** Begin **

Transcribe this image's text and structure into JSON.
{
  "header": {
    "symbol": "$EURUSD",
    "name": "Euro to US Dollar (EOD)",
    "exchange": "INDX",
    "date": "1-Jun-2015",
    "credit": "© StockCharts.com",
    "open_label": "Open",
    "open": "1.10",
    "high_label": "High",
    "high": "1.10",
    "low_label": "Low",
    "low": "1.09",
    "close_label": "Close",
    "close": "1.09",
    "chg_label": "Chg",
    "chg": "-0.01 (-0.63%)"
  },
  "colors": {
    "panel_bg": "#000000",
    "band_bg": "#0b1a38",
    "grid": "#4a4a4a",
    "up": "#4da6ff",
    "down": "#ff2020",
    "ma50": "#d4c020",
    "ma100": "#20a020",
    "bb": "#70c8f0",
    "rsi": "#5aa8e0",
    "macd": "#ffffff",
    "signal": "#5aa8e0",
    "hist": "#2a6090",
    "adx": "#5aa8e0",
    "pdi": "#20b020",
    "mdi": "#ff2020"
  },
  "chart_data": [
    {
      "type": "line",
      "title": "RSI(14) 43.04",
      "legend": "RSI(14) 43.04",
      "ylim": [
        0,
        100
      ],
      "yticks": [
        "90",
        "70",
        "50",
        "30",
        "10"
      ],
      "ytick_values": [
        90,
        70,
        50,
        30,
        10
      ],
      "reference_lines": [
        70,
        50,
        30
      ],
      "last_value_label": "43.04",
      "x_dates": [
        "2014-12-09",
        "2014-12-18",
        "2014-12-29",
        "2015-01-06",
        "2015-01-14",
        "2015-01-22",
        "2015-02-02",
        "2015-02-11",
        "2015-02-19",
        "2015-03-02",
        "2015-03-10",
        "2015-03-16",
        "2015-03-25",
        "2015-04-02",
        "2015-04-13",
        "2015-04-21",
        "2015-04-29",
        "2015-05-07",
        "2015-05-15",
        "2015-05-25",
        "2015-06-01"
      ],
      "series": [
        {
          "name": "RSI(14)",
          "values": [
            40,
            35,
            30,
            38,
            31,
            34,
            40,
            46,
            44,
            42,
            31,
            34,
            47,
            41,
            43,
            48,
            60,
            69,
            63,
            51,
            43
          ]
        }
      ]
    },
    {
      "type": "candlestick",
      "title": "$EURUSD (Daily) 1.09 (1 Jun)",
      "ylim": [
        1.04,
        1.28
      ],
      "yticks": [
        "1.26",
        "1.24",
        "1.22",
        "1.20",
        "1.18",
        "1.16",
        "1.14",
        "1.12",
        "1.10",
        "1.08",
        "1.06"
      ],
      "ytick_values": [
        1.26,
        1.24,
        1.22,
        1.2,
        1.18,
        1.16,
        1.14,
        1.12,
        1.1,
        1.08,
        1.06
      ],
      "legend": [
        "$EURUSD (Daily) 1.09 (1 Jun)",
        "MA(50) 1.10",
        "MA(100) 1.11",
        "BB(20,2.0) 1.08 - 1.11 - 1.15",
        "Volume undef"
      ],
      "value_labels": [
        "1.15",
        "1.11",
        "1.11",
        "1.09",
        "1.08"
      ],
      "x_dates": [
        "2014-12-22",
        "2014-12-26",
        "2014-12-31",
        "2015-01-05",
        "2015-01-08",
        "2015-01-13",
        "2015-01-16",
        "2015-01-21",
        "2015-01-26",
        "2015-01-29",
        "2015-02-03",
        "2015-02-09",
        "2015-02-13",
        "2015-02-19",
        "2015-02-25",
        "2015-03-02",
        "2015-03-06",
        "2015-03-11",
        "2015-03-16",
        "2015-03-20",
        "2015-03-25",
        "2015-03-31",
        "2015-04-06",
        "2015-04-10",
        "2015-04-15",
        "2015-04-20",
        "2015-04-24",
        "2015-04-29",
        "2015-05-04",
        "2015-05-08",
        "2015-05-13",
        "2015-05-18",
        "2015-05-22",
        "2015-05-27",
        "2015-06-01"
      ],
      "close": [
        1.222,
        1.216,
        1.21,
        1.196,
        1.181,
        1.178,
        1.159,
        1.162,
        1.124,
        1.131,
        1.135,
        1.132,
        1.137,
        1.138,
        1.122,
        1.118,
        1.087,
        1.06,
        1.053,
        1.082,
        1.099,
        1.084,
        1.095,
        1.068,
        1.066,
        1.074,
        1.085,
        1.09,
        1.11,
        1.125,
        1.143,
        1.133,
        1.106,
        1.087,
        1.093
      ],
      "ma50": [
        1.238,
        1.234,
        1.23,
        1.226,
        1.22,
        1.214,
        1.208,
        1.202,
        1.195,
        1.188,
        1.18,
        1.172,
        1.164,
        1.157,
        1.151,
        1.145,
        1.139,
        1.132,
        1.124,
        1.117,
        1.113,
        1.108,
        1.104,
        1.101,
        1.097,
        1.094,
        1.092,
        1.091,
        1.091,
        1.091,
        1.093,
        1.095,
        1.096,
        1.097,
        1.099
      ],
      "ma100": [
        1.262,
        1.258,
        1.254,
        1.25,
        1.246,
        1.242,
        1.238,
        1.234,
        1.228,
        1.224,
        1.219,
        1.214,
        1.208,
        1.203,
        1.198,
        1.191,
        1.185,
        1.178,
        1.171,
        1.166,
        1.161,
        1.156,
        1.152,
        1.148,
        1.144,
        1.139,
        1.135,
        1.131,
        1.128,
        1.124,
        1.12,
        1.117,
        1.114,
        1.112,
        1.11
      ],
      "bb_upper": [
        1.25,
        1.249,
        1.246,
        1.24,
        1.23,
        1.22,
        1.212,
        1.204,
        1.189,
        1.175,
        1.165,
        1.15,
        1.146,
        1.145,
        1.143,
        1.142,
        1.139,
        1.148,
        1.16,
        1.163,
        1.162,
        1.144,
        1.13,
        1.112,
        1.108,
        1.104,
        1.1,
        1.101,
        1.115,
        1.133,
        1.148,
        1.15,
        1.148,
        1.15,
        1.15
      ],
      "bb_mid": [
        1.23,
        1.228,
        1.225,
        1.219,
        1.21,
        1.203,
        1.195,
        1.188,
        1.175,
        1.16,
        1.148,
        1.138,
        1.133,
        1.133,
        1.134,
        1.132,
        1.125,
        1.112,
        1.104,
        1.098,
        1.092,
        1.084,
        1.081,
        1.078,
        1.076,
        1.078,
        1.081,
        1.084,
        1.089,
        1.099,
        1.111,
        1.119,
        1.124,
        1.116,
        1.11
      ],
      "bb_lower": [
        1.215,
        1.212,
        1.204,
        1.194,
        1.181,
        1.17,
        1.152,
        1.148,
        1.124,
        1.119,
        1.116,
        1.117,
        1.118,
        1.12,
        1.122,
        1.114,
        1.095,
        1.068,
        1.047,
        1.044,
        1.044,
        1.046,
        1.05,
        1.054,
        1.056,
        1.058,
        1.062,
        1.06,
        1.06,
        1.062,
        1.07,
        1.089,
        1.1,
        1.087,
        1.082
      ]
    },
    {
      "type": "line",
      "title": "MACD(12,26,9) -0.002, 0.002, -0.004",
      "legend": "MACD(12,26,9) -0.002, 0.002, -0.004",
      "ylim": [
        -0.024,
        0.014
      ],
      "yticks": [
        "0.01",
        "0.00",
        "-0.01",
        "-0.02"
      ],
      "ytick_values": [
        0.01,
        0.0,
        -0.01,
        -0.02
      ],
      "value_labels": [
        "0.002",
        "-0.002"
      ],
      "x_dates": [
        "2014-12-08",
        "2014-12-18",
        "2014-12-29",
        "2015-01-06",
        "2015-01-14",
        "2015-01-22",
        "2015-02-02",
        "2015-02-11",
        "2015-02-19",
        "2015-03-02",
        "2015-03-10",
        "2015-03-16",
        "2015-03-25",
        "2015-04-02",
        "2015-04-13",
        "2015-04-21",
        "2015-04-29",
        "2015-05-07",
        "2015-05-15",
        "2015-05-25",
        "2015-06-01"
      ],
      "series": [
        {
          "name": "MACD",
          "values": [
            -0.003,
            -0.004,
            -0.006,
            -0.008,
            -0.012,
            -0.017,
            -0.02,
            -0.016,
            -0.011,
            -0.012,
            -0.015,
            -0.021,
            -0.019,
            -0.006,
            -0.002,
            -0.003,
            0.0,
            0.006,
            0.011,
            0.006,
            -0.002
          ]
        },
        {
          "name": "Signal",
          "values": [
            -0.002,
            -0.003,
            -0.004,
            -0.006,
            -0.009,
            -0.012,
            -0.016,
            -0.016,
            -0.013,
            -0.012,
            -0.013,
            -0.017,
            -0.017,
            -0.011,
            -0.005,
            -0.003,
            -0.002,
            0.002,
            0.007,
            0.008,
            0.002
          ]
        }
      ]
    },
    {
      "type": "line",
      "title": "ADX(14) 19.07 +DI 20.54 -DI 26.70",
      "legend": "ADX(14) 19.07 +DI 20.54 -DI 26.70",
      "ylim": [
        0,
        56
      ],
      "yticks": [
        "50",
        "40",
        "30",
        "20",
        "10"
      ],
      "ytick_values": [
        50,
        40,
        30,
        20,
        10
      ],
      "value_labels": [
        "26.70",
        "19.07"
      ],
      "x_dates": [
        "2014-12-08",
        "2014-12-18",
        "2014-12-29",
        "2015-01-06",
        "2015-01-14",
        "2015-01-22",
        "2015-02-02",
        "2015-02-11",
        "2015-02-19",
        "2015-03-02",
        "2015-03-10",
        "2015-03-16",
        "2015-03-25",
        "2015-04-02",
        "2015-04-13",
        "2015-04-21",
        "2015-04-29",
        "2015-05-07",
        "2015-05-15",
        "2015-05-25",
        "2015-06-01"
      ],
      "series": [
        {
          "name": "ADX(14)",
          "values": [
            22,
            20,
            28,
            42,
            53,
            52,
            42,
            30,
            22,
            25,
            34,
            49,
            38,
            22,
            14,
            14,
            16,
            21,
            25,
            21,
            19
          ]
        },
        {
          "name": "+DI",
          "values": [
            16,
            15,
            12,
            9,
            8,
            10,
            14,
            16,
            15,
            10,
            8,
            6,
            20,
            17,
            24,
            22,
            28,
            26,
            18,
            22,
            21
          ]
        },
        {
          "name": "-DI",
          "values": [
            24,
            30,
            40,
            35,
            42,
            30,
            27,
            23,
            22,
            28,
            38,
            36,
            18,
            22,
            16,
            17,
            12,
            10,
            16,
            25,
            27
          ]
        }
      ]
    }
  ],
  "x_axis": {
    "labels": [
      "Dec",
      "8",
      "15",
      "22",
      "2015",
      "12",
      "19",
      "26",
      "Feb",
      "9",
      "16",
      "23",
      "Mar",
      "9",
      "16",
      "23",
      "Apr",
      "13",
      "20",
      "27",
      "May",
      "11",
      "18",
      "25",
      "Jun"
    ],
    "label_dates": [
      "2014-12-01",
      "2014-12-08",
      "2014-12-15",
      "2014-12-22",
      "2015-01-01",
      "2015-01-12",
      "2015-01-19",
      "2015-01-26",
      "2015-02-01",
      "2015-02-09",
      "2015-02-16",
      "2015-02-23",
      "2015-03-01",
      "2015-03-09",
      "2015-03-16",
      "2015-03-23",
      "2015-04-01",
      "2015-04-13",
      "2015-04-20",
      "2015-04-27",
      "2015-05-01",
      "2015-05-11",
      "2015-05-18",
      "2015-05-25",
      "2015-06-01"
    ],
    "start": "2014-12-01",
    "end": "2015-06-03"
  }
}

** End **

*Exercise requirements:* Where a line in the entries holds the word "name", copy that line.

*The result:*
    "name": "Euro to US Dollar (EOD)",
          "name": "RSI(14)",
          "name": "MACD",
          "name": "Signal",
          "name": "ADX(14)",
          "name": "+DI",
          "name": "-DI",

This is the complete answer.